== Exercise input ==
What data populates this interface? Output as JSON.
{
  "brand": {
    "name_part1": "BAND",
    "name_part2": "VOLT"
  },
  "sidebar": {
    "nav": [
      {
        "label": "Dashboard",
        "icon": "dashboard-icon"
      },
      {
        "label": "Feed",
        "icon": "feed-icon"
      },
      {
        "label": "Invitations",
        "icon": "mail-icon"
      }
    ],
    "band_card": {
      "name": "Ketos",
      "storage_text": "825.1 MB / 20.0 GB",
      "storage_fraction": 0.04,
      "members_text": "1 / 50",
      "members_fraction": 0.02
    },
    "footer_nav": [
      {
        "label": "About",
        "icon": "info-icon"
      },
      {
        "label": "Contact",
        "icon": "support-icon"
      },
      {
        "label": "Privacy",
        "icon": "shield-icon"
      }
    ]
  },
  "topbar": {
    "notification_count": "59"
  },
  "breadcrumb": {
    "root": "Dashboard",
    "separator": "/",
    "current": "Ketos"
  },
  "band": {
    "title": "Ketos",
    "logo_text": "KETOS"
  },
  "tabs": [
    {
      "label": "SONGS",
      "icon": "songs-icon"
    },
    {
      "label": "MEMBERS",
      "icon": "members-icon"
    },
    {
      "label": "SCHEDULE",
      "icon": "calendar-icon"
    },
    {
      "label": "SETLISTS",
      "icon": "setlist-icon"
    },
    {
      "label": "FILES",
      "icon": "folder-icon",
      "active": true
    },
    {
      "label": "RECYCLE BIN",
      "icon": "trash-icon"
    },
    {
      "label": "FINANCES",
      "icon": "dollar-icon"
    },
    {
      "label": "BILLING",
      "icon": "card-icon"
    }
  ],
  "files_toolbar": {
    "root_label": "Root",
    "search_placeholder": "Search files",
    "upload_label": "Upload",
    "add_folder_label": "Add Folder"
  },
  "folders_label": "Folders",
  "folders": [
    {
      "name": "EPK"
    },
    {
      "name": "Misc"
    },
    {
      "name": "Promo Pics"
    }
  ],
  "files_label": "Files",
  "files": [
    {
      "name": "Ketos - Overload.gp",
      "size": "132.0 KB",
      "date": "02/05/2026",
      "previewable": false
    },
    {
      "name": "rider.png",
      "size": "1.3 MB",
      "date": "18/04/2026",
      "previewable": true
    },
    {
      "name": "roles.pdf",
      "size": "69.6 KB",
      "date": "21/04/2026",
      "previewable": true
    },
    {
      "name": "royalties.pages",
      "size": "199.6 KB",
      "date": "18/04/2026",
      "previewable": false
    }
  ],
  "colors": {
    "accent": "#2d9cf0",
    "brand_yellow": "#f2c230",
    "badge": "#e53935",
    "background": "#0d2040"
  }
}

== What is required ==
Go through the records above and set each one down exactly, please.

== Full response ==
What data populates this interface? Output as JSON.
{
  "brand": {
    "name_part1": "BAND",
    "name_part2": "VOLT"
  },
  "sidebar": {
    "nav": [
      {
        "label": "Dashboard",
        "icon": "dashboard-icon"
      },
      {
        "label": "Feed",
        "icon": "feed-icon"
      },
      {
        "label": "Invitations",
        "icon": "mail-icon"
      }
    ],
    "band_card": {
      "name": "Ketos",
      "storage_text": "825.1 MB / 20.0 GB",
      "storage_fraction": 0.04,
      "members_text": "1 / 50",
      "members_fraction": 0.02
    },
    "footer_nav": [
      {
        "label": "About",
        "icon": "info-icon"
      },
      {
        "label": "Contact",
        "icon": "support-icon"
      },
      {
        "label": "Privacy",
        "icon": "shield-icon"
      }
    ]
  },
  "topbar": {
    "notification_count": "59"
  },
  "breadcrumb": {
    "root": "Dashboard",
    "separator": "/",
    "current": "Ketos"
  },
  "band": {
    "title": "Ketos",
    "logo_text": "KETOS"
  },
  "tabs": [
    {
      "label": "SONGS",
      "icon": "songs-icon"
    },
    {
      "label": "MEMBERS",
      "icon": "members-icon"
    },
    {
      "label": "SCHEDULE",
      "icon": "calendar-icon"
    },
    {
      "label": "SETLISTS",
      "icon": "setlist-icon"
    },
    {
      "label": "FILES",
      "icon": "folder-icon",
      "active": true
    },
    {
      "label": "RECYCLE BIN",
      "icon": "trash-icon"
    },
    {
      "label": "FINANCES",
      "icon": "dollar-icon"
    },
    {
      "label": "BILLING",
      "icon": "card-icon"
    }
  ],
  "files_toolbar": {
    "root_label": "Root",
    "search_placeholder": "Search files",
    "upload_label": "Upload",
    "add_folder_label": "Add Folder"
  },
  "folders_label": "Folders",
  "folders": [
    {
      "name": "EPK"
    },
    {
      "name": "Misc"
    },
    {
      "name": "Promo Pics"
    }
  ],
  "files_label": "Files",
  "files": [
    {
      "name": "Ketos - Overload.gp",
      "size": "132.0 KB",
      "date": "02/05/2026",
      "previewable": false
    },
    {
      "name": "rider.png",
      "size": "1.3 MB",
      "date": "18/04/2026",
      "previewable": true
    },
    {
      "name": "roles.pdf",
      "size": "69.6 KB",
      "date": "21/04/2026",
      "previewable": true
    },
    {
      "name": "royalties.pages",
      "size": "199.6 KB",
      "date": "18/04/2026",
      "previewable": false
    }
  ],
  "colors": {
    "accent": "#2d9cf0",
    "brand_yellow": "#f2c230",
    "badge": "#e53935",
    "background": "#0d2040"
  }
}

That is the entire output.